GIVEN DATA
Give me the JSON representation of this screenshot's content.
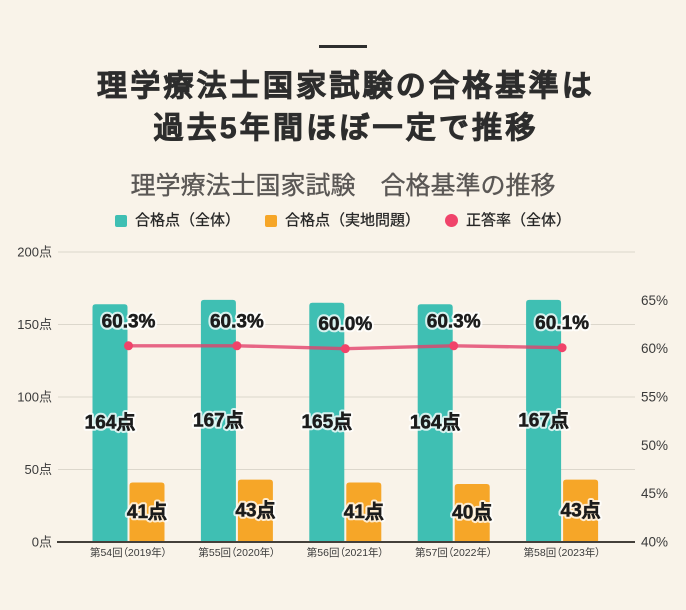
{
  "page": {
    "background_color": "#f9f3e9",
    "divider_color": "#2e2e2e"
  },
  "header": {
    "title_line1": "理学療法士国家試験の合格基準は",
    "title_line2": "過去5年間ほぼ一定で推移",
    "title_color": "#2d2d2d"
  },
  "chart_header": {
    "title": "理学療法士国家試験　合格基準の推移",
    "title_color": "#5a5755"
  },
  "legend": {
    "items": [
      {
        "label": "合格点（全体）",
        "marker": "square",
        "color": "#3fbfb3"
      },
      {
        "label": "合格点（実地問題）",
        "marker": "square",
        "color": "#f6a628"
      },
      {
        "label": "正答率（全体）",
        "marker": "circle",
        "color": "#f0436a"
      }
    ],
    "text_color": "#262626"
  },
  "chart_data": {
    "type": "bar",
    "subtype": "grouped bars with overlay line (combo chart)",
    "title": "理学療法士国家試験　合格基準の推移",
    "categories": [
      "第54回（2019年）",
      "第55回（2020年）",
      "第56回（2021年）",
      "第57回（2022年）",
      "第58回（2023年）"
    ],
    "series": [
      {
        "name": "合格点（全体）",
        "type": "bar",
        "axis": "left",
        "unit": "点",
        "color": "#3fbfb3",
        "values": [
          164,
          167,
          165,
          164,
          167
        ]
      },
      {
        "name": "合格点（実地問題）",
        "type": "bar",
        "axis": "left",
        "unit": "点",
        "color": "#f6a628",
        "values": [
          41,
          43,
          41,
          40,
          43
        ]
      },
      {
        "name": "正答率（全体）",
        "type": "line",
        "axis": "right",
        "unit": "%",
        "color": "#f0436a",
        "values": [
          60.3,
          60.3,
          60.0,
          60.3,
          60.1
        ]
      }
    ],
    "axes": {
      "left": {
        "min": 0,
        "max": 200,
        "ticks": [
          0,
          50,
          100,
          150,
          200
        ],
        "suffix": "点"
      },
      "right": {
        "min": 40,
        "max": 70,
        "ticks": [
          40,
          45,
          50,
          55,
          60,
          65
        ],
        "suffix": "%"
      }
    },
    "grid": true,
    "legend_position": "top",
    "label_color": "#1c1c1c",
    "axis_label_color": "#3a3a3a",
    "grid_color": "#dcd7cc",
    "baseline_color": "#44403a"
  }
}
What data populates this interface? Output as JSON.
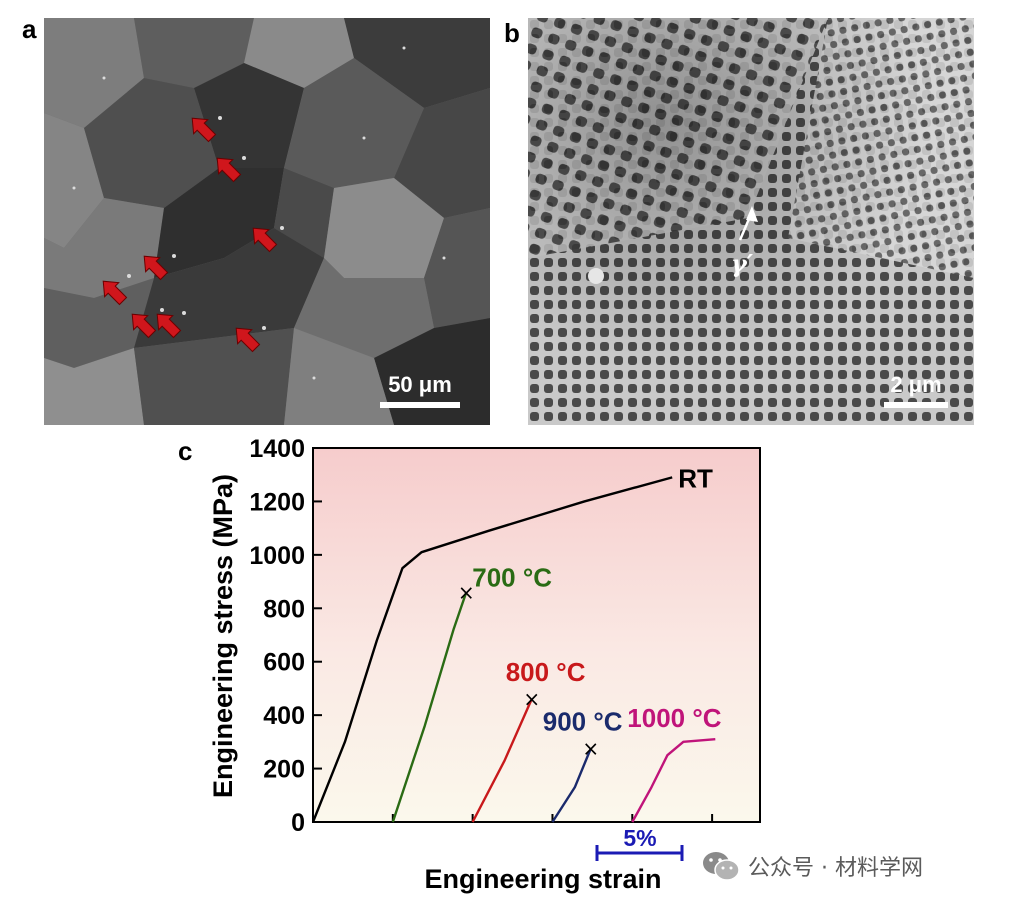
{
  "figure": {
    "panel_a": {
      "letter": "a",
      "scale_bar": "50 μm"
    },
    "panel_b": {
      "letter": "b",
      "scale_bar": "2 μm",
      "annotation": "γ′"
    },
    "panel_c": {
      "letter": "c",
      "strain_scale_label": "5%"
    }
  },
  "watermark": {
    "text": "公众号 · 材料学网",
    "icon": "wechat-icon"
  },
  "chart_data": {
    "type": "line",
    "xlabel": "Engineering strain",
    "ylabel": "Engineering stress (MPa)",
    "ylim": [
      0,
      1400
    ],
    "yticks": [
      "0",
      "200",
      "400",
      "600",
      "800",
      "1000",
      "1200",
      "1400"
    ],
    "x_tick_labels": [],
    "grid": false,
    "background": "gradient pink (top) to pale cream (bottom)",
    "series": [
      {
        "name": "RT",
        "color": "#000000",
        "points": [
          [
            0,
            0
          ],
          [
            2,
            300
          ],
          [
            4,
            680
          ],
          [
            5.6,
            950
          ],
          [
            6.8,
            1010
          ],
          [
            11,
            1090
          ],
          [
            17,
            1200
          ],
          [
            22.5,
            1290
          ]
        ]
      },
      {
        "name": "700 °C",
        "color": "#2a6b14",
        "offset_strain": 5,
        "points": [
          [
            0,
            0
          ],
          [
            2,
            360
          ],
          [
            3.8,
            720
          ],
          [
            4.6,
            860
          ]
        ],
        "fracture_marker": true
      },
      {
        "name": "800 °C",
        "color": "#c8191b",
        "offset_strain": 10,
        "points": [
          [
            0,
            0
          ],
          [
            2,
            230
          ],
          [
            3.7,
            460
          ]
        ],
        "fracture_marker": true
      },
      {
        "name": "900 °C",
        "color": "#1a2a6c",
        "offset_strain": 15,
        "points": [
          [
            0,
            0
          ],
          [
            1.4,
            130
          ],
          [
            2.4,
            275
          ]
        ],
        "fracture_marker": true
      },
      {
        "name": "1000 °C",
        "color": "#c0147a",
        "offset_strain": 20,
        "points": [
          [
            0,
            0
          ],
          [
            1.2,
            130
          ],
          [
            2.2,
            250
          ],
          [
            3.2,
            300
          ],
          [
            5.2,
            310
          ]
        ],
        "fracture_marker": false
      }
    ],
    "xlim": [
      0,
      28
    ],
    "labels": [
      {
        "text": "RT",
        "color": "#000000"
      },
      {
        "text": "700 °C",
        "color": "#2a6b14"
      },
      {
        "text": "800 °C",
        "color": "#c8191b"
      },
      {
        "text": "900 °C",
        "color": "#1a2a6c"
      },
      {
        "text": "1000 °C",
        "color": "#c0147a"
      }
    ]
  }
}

GOAL
Write out every line above exactly as it is, leaving out the pictures.

EXPECTED ANSWER
Give me the JSON representation of this screenshot's content.
{
  "page": {
    "background_color": "#f9f3e9",
    "divider_color": "#2e2e2e"
  },
  "header": {
    "title_line1": "理学療法士国家試験の合格基準は",
    "title_line2": "過去5年間ほぼ一定で推移",
    "title_color": "#2d2d2d"
  },
  "chart_header": {
    "title": "理学療法士国家試験　合格基準の推移",
    "title_color": "#5a5755"
  },
  "legend": {
    "items": [
      {
        "label": "合格点（全体）",
        "marker": "square",
        "color": "#3fbfb3"
      },
      {
        "label": "合格点（実地問題）",
        "marker": "square",
        "color": "#f6a628"
      },
      {
        "label": "正答率（全体）",
        "marker": "circle",
        "color": "#f0436a"
      }
    ],
    "text_color": "#262626"
  },
  "chart_data": {
    "type": "bar",
    "subtype": "grouped bars with overlay line (combo chart)",
    "title": "理学療法士国家試験　合格基準の推移",
    "categories": [
      "第54回（2019年）",
      "第55回（2020年）",
      "第56回（2021年）",
      "第57回（2022年）",
      "第58回（2023年）"
    ],
    "series": [
      {
        "name": "合格点（全体）",
        "type": "bar",
        "axis": "left",
        "unit": "点",
        "color": "#3fbfb3",
        "values": [
          164,
          167,
          165,
          164,
          167
        ]
      },
      {
        "name": "合格点（実地問題）",
        "type": "bar",
        "axis": "left",
        "unit": "点",
        "color": "#f6a628",
        "values": [
          41,
          43,
          41,
          40,
          43
        ]
      },
      {
        "name": "正答率（全体）",
        "type": "line",
        "axis": "right",
        "unit": "%",
        "color": "#f0436a",
        "values": [
          60.3,
          60.3,
          60.0,
          60.3,
          60.1
        ]
      }
    ],
    "axes": {
      "left": {
        "min": 0,
        "max": 200,
        "ticks": [
          0,
          50,
          100,
          150,
          200
        ],
        "suffix": "点"
      },
      "right": {
        "min": 40,
        "max": 70,
        "ticks": [
          40,
          45,
          50,
          55,
          60,
          65
        ],
        "suffix": "%"
      }
    },
    "grid": true,
    "legend_position": "top",
    "label_color": "#1c1c1c",
    "axis_label_color": "#3a3a3a",
    "grid_color": "#dcd7cc",
    "baseline_color": "#44403a"
  }
}
What data populates this interface? Output as JSON.
{
  "figure": {
    "panel_a": {
      "letter": "a",
      "scale_bar": "50 μm"
    },
    "panel_b": {
      "letter": "b",
      "scale_bar": "2 μm",
      "annotation": "γ′"
    },
    "panel_c": {
      "letter": "c",
      "strain_scale_label": "5%"
    }
  },
  "watermark": {
    "text": "公众号 · 材料学网",
    "icon": "wechat-icon"
  },
  "chart_data": {
    "type": "line",
    "xlabel": "Engineering strain",
    "ylabel": "Engineering stress (MPa)",
    "ylim": [
      0,
      1400
    ],
    "yticks": [
      "0",
      "200",
      "400",
      "600",
      "800",
      "1000",
      "1200",
      "1400"
    ],
    "x_tick_labels": [],
    "grid": false,
    "background": "gradient pink (top) to pale cream (bottom)",
    "series": [
      {
        "name": "RT",
        "color": "#000000",
        "points": [
          [
            0,
            0
          ],
          [
            2,
            300
          ],
          [
            4,
            680
          ],
          [
            5.6,
            950
          ],
          [
            6.8,
            1010
          ],
          [
            11,
            1090
          ],
          [
            17,
            1200
          ],
          [
            22.5,
            1290
          ]
        ]
      },
      {
        "name": "700 °C",
        "color": "#2a6b14",
        "offset_strain": 5,
        "points": [
          [
            0,
            0
          ],
          [
            2,
            360
          ],
          [
            3.8,
            720
          ],
          [
            4.6,
            860
          ]
        ],
        "fracture_marker": true
      },
      {
        "name": "800 °C",
        "color": "#c8191b",
        "offset_strain": 10,
        "points": [
          [
            0,
            0
          ],
          [
            2,
            230
          ],
          [
            3.7,
            460
          ]
        ],
        "fracture_marker": true
      },
      {
        "name": "900 °C",
        "color": "#1a2a6c",
        "offset_strain": 15,
        "points": [
          [
            0,
            0
          ],
          [
            1.4,
            130
          ],
          [
            2.4,
            275
          ]
        ],
        "fracture_marker": true
      },
      {
        "name": "1000 °C",
        "color": "#c0147a",
        "offset_strain": 20,
        "points": [
          [
            0,
            0
          ],
          [
            1.2,
            130
          ],
          [
            2.2,
            250
          ],
          [
            3.2,
            300
          ],
          [
            5.2,
            310
          ]
        ],
        "fracture_marker": false
      }
    ],
    "xlim": [
      0,
      28
    ],
    "labels": [
      {
        "text": "RT",
        "color": "#000000"
      },
      {
        "text": "700 °C",
        "color": "#2a6b14"
      },
      {
        "text": "800 °C",
        "color": "#c8191b"
      },
      {
        "text": "900 °C",
        "color": "#1a2a6c"
      },
      {
        "text": "1000 °C",
        "color": "#c0147a"
      }
    ]
  }
}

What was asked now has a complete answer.